Given records
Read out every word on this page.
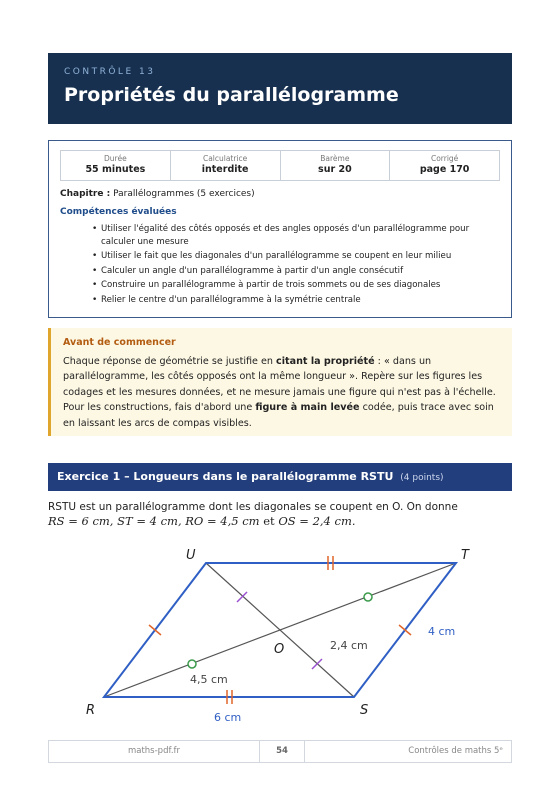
CONTRÔLE 13
Propriétés du parallélogramme
Durée
55 minutes
Calculatrice
interdite
Barème
sur 20
Corrigé
page 170
Chapitre : Parallélogrammes (5 exercices)
Compétences évaluées
• Utiliser l'égalité des côtés opposés et des angles opposés d'un parallélogramme pour calculer une mesure
• Utiliser le fait que les diagonales d'un parallélogramme se coupent en leur milieu
• Calculer un angle d'un parallélogramme à partir d'un angle consécutif
• Construire un parallélogramme à partir de trois sommets ou de ses diagonales
• Relier le centre d'un parallélogramme à la symétrie centrale
Avant de commencer

Chaque réponse de géométrie se justifie en citant la propriété : « dans un parallélogramme, les côtés opposés ont la même longueur ». Repère sur les figures les codages et les mesures données, et ne mesure jamais une figure qui n'est pas à l'échelle. Pour les constructions, fais d'abord une figure à main levée codée, puis trace avec soin en laissant les arcs de compas visibles.

Exercice 1 – Longueurs dans le parallélogramme RSTU (4 points)
RSTU est un parallélogramme dont les diagonales se coupent en O. On donne
RS = 6 cm, ST = 4 cm, RO = 4,5 cm et OS = 2,4 cm.
R	S
T
U
O
6 cm
4 cm
4,5 cm
2,4 cm
maths-pdf.fr	54	Contrôles de maths 5ᵉ
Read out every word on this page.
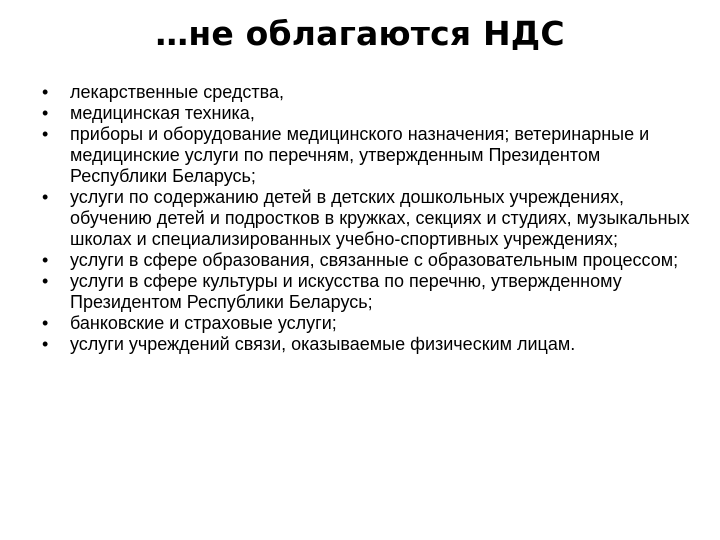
…не облагаются НДС
•	лекарственные средства,
•	медицинская техника,
•	приборы и оборудование медицинского назначения; ветеринарные и медицинские услуги по перечням, утвержденным Президентом Республики Беларусь;
•	услуги по содержанию детей в детских дошкольных учреждениях, обучению детей и подростков в кружках, секциях и студиях, музыкальных школах и специализированных учебно-спортивных учреждениях;
•	услуги в сфере образования, связанные с образовательным процессом;
•	услуги в сфере культуры и искусства по перечню, утвержденному Президентом Республики Беларусь;
•	банковские и страховые услуги;
•	услуги учреждений связи, оказываемые физическим лицам.
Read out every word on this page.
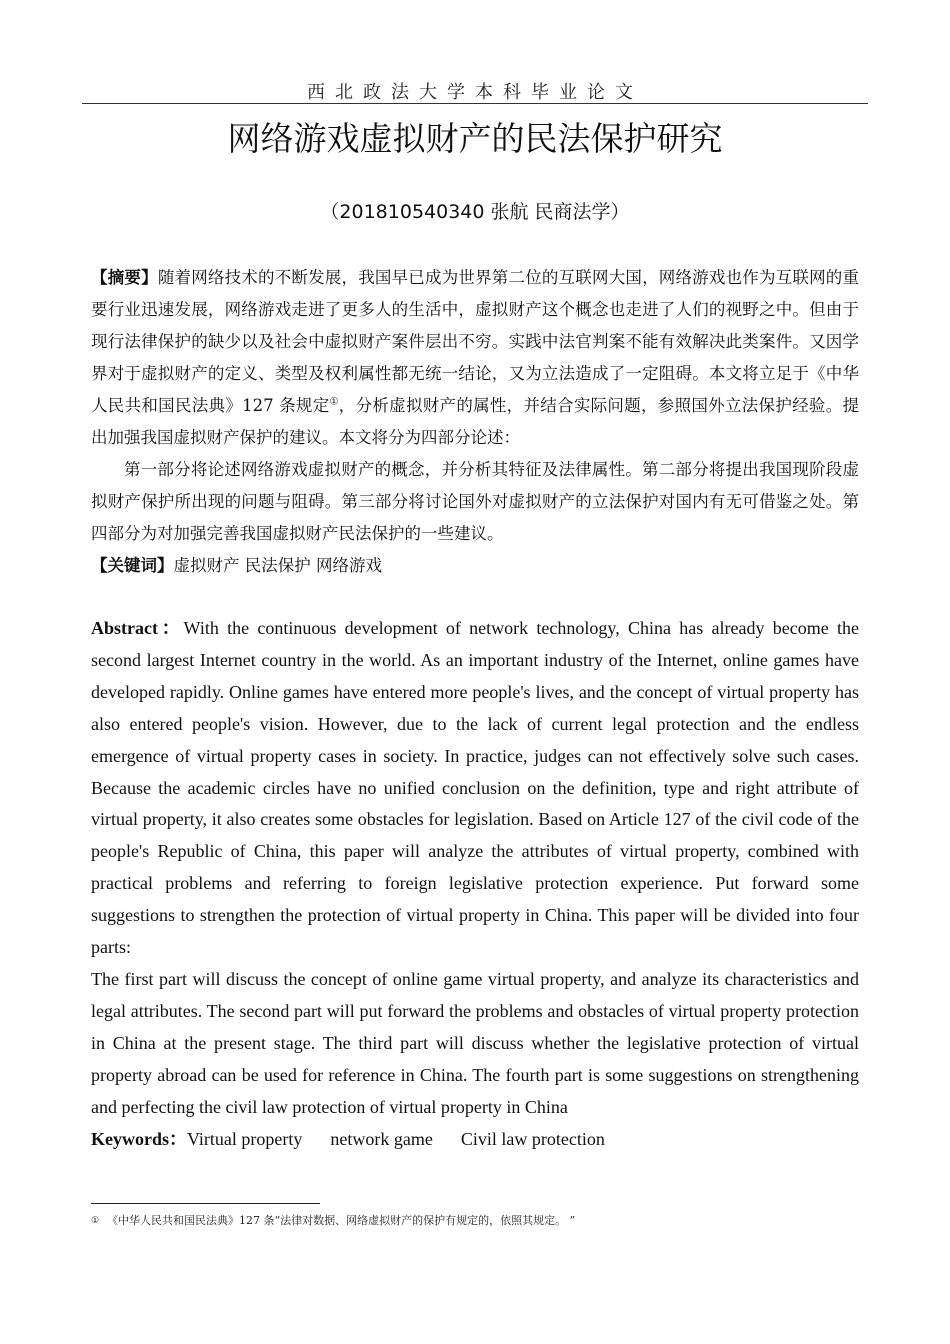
西北政法大学本科毕业论文
网络游戏虚拟财产的民法保护研究
（201810540340 张航 民商法学）

【摘要】随着网络技术的不断发展，我国早已成为世界第二位的互联网大国，网络游戏也作为互联网的重要行业迅速发展，网络游戏走进了更多人的生活中，虚拟财产这个概念也走进了人们的视野之中。但由于现行法律保护的缺少以及社会中虚拟财产案件层出不穷。实践中法官判案不能有效解决此类案件。又因学界对于虚拟财产的定义、类型及权利属性都无统一结论，又为立法造成了一定阻碍。本文将立足于《中华人民共和国民法典》127 条规定①，分析虚拟财产的属性，并结合实际问题，参照国外立法保护经验。提出加强我国虚拟财产保护的建议。本文将分为四部分论述：

第一部分将论述网络游戏虚拟财产的概念，并分析其特征及法律属性。第二部分将提出我国现阶段虚拟财产保护所出现的问题与阻碍。第三部分将讨论国外对虚拟财产的立法保护对国内有无可借鉴之处。第四部分为对加强完善我国虚拟财产民法保护的一些建议。

【关键词】虚拟财产 民法保护 网络游戏

Abstract：With the continuous development of network technology, China has already become the second largest Internet country in the world. As an important industry of the Internet, online games have developed rapidly. Online games have entered more people's lives, and the concept of virtual property has also entered people's vision. However, due to the lack of current legal protection and the endless emergence of virtual property cases in society. In practice, judges can not effectively solve such cases. Because the academic circles have no unified conclusion on the definition, type and right attribute of virtual property, it also creates some obstacles for legislation. Based on Article 127 of the civil code of the people's Republic of China, this paper will analyze the attributes of virtual property, combined with practical problems and referring to foreign legislative protection experience. Put forward some suggestions to strengthen the protection of virtual property in China. This paper will be divided into four parts:

The first part will discuss the concept of online game virtual property, and analyze its characteristics and legal attributes. The second part will put forward the problems and obstacles of virtual property protection in China at the present stage. The third part will discuss whether the legislative protection of virtual property abroad can be used for reference in China. The fourth part is some suggestions on strengthening and perfecting the civil law protection of virtual property in China

Keywords：Virtual property network game Civil law protection

① 《中华人民共和国民法典》127 条“法律对数据、网络虚拟财产的保护有规定的，依照其规定。 ”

Task goal
Every entry must be written out exactly, with all pictures left out.

Answer in full
Read out every word on this page.
CONTRÔLE 13
Propriétés du parallélogramme
Durée
55 minutes
Calculatrice
interdite
Barème
sur 20
Corrigé
page 170
Chapitre : Parallélogrammes (5 exercices)
Compétences évaluées
• Utiliser l'égalité des côtés opposés et des angles opposés d'un parallélogramme pour calculer une mesure
• Utiliser le fait que les diagonales d'un parallélogramme se coupent en leur milieu
• Calculer un angle d'un parallélogramme à partir d'un angle consécutif
• Construire un parallélogramme à partir de trois sommets ou de ses diagonales
• Relier le centre d'un parallélogramme à la symétrie centrale
Avant de commencer

Chaque réponse de géométrie se justifie en citant la propriété : « dans un parallélogramme, les côtés opposés ont la même longueur ». Repère sur les figures les codages et les mesures données, et ne mesure jamais une figure qui n'est pas à l'échelle. Pour les constructions, fais d'abord une figure à main levée codée, puis trace avec soin en laissant les arcs de compas visibles.

Exercice 1 – Longueurs dans le parallélogramme RSTU (4 points)
RSTU est un parallélogramme dont les diagonales se coupent en O. On donne
RS = 6 cm, ST = 4 cm, RO = 4,5 cm et OS = 2,4 cm.
R	S
T
U
O
6 cm
4 cm
4,5 cm
2,4 cm
maths-pdf.fr	54	Contrôles de maths 5ᵉ
Read out every word on this page.
…не облагаются НДС
•	лекарственные средства,
•	медицинская техника,
•	приборы и оборудование медицинского назначения; ветеринарные и медицинские услуги по перечням, утвержденным Президентом Республики Беларусь;
•	услуги по содержанию детей в детских дошкольных учреждениях, обучению детей и подростков в кружках, секциях и студиях, музыкальных школах и специализированных учебно-спортивных учреждениях;
•	услуги в сфере образования, связанные с образовательным процессом;
•	услуги в сфере культуры и искусства по перечню, утвержденному Президентом Республики Беларусь;
•	банковские и страховые услуги;
•	услуги учреждений связи, оказываемые физическим лицам.
Read out every word on this page.
西北政法大学本科毕业论文
网络游戏虚拟财产的民法保护研究
（201810540340 张航 民商法学）

【摘要】随着网络技术的不断发展，我国早已成为世界第二位的互联网大国，网络游戏也作为互联网的重要行业迅速发展，网络游戏走进了更多人的生活中，虚拟财产这个概念也走进了人们的视野之中。但由于现行法律保护的缺少以及社会中虚拟财产案件层出不穷。实践中法官判案不能有效解决此类案件。又因学界对于虚拟财产的定义、类型及权利属性都无统一结论，又为立法造成了一定阻碍。本文将立足于《中华人民共和国民法典》127 条规定①，分析虚拟财产的属性，并结合实际问题，参照国外立法保护经验。提出加强我国虚拟财产保护的建议。本文将分为四部分论述：

第一部分将论述网络游戏虚拟财产的概念，并分析其特征及法律属性。第二部分将提出我国现阶段虚拟财产保护所出现的问题与阻碍。第三部分将讨论国外对虚拟财产的立法保护对国内有无可借鉴之处。第四部分为对加强完善我国虚拟财产民法保护的一些建议。

【关键词】虚拟财产 民法保护 网络游戏

Abstract：With the continuous development of network technology, China has already become the second largest Internet country in the world. As an important industry of the Internet, online games have developed rapidly. Online games have entered more people's lives, and the concept of virtual property has also entered people's vision. However, due to the lack of current legal protection and the endless emergence of virtual property cases in society. In practice, judges can not effectively solve such cases. Because the academic circles have no unified conclusion on the definition, type and right attribute of virtual property, it also creates some obstacles for legislation. Based on Article 127 of the civil code of the people's Republic of China, this paper will analyze the attributes of virtual property, combined with practical problems and referring to foreign legislative protection experience. Put forward some suggestions to strengthen the protection of virtual property in China. This paper will be divided into four parts:

The first part will discuss the concept of online game virtual property, and analyze its characteristics and legal attributes. The second part will put forward the problems and obstacles of virtual property protection in China at the present stage. The third part will discuss whether the legislative protection of virtual property abroad can be used for reference in China. The fourth part is some suggestions on strengthening and perfecting the civil law protection of virtual property in China

Keywords：Virtual property network game Civil law protection

① 《中华人民共和国民法典》127 条“法律对数据、网络虚拟财产的保护有规定的，依照其规定。 ”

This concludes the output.